__GOAL__: Pull out every line below containing the word "Radius".
--------
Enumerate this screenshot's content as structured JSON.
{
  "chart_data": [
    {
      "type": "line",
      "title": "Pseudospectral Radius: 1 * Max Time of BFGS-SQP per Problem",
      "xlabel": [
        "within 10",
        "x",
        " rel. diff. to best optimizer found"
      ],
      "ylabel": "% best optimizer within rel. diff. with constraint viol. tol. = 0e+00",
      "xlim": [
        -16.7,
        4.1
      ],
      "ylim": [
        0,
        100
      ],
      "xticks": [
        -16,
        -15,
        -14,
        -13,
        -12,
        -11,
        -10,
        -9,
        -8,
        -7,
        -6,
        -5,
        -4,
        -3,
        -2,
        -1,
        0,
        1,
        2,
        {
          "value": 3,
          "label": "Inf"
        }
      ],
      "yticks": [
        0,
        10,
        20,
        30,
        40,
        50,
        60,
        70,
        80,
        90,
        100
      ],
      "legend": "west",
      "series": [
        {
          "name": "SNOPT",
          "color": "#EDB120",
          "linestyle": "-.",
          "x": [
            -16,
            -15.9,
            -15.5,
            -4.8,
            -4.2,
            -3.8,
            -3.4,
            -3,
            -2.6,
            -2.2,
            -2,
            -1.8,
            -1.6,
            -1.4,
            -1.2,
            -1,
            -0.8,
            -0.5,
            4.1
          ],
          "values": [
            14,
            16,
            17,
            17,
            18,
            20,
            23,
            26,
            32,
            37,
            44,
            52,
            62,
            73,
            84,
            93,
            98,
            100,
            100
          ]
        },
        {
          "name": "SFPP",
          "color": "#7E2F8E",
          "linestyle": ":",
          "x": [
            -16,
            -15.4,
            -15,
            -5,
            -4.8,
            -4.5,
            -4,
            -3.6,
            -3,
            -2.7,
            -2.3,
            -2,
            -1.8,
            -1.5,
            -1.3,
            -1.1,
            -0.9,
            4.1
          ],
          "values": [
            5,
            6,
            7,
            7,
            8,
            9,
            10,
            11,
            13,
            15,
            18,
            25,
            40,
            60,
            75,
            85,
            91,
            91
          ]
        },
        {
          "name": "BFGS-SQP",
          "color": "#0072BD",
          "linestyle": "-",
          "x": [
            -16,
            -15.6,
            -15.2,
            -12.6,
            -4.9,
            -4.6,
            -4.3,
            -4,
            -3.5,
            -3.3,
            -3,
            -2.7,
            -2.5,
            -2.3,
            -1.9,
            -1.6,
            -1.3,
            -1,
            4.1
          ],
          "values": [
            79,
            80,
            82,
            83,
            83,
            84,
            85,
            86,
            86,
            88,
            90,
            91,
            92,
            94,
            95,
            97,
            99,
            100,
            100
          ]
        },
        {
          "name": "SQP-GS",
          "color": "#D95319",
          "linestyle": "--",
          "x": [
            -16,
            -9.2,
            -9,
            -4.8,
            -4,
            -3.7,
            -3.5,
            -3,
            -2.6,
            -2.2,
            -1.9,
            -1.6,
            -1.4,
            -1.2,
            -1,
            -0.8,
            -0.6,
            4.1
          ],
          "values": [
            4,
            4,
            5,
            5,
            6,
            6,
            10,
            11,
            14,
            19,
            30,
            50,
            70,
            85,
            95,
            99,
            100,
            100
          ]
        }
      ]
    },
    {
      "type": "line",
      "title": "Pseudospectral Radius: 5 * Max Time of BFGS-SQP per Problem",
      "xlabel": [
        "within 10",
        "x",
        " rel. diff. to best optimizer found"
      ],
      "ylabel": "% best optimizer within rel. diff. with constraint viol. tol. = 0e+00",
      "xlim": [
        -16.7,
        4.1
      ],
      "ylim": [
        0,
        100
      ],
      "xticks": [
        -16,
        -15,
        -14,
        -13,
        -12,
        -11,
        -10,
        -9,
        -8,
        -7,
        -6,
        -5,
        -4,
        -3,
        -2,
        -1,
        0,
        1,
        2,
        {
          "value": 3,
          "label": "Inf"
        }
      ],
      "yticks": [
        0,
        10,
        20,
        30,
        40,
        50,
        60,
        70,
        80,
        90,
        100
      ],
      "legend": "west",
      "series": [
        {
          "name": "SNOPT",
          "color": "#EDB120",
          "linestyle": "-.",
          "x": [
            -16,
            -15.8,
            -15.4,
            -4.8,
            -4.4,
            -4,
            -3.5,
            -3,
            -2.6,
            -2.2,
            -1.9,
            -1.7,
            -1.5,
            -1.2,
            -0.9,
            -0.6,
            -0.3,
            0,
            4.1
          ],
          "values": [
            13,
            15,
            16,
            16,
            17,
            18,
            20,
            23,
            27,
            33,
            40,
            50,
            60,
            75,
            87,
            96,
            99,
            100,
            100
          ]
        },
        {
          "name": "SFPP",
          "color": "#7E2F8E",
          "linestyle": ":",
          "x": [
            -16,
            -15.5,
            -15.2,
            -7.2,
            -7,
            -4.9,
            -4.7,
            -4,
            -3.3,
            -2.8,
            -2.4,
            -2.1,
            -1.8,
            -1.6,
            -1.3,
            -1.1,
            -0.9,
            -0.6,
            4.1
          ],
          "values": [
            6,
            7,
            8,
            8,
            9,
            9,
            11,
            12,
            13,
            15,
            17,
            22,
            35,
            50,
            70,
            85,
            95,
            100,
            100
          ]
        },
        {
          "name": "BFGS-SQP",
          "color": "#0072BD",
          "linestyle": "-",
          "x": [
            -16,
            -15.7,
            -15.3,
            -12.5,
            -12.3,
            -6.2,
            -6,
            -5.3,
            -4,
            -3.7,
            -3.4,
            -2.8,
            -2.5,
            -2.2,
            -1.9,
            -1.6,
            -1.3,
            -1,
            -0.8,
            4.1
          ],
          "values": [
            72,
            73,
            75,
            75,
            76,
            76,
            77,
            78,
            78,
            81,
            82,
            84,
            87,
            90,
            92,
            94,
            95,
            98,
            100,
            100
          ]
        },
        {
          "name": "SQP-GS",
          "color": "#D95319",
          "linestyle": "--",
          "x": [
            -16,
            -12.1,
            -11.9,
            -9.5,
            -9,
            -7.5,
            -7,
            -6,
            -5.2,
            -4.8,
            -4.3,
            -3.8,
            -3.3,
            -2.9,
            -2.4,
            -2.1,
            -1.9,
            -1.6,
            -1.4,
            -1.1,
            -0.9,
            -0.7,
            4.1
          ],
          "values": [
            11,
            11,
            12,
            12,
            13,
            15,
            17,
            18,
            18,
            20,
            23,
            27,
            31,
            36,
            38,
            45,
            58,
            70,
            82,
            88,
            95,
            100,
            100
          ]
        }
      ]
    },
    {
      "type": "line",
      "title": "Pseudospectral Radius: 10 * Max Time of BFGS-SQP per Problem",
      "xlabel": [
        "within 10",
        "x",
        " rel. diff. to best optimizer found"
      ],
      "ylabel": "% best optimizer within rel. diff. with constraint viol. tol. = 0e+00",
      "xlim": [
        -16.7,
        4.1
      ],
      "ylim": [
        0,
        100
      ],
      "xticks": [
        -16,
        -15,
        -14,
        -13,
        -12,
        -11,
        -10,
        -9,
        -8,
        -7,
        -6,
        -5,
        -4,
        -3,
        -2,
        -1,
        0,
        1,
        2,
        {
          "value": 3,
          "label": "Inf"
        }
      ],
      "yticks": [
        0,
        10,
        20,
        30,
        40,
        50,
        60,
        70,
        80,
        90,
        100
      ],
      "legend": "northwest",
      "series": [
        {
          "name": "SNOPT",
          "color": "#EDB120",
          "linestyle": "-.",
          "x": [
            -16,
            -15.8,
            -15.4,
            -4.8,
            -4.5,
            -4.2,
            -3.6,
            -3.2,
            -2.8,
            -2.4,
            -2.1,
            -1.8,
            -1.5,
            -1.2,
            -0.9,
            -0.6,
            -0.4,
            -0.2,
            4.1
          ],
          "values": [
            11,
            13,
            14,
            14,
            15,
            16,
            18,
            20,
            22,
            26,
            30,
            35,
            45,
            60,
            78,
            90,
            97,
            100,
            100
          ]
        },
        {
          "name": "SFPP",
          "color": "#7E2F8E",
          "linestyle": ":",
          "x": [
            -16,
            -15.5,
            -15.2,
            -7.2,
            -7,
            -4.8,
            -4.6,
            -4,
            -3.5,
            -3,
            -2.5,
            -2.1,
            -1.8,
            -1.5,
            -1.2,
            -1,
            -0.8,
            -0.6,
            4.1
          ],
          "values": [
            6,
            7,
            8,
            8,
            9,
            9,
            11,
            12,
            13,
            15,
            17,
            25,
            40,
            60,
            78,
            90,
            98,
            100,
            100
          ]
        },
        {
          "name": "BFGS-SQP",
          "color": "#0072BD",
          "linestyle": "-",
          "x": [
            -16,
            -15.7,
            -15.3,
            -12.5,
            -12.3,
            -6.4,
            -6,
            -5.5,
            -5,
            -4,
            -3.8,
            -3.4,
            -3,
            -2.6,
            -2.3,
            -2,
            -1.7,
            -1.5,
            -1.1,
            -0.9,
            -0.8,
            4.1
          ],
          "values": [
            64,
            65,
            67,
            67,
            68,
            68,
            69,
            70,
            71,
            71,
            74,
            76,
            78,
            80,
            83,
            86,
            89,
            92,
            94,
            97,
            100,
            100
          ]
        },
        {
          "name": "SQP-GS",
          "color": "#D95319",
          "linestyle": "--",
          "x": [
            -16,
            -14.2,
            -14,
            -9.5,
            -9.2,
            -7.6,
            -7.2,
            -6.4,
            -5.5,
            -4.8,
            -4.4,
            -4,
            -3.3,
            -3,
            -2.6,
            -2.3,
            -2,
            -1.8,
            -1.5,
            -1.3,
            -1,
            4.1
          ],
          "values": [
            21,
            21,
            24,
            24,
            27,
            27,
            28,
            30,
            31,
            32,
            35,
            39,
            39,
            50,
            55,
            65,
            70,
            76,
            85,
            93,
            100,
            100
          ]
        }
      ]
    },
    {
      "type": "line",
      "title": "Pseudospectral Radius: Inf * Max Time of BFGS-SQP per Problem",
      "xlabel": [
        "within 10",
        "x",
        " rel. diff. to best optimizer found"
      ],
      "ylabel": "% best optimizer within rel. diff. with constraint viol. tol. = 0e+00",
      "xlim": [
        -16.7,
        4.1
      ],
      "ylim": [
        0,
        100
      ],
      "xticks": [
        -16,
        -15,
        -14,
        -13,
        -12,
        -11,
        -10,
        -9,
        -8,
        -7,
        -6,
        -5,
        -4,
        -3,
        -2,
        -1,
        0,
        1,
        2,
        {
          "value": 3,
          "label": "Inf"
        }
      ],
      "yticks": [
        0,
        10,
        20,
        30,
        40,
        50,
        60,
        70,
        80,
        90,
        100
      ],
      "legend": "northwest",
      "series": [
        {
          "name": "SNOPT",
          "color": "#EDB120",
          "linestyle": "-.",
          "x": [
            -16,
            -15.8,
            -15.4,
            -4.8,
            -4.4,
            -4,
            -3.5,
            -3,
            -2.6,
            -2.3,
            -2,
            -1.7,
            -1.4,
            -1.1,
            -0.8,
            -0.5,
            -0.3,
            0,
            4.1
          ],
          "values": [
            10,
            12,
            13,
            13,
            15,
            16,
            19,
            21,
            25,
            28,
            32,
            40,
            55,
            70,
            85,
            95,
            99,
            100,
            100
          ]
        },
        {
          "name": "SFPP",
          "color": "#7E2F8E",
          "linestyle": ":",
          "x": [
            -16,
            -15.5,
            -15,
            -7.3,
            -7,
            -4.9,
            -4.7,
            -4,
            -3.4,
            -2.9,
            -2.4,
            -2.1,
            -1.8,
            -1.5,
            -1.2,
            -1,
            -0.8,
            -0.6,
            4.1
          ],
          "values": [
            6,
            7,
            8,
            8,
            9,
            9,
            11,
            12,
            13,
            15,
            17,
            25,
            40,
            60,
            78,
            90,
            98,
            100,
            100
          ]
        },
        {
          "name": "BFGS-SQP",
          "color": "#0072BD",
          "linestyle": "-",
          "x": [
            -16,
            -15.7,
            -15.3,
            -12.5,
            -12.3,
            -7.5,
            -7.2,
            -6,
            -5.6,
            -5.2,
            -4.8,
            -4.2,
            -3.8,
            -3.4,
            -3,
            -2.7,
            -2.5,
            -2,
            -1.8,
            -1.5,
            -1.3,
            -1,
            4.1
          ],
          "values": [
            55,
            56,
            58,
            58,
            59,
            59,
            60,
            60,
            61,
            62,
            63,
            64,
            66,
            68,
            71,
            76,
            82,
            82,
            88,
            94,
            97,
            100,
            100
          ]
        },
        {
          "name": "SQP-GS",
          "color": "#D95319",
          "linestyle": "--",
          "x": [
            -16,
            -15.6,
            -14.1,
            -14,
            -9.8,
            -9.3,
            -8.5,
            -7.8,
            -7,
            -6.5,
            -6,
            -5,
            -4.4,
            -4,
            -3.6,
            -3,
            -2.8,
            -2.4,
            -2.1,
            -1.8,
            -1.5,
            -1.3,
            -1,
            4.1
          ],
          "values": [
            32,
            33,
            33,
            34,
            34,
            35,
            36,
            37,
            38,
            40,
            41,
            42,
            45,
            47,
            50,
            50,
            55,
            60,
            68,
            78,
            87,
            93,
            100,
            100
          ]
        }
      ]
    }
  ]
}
--------
__ANSWER TO THE PROBLEM__:
      "title": "Pseudospectral Radius: 1 * Max Time of BFGS-SQP per Problem",
      "title": "Pseudospectral Radius: 5 * Max Time of BFGS-SQP per Problem",
      "title": "Pseudospectral Radius: 10 * Max Time of BFGS-SQP per Problem",
      "title": "Pseudospectral Radius: Inf * Max Time of BFGS-SQP per Problem",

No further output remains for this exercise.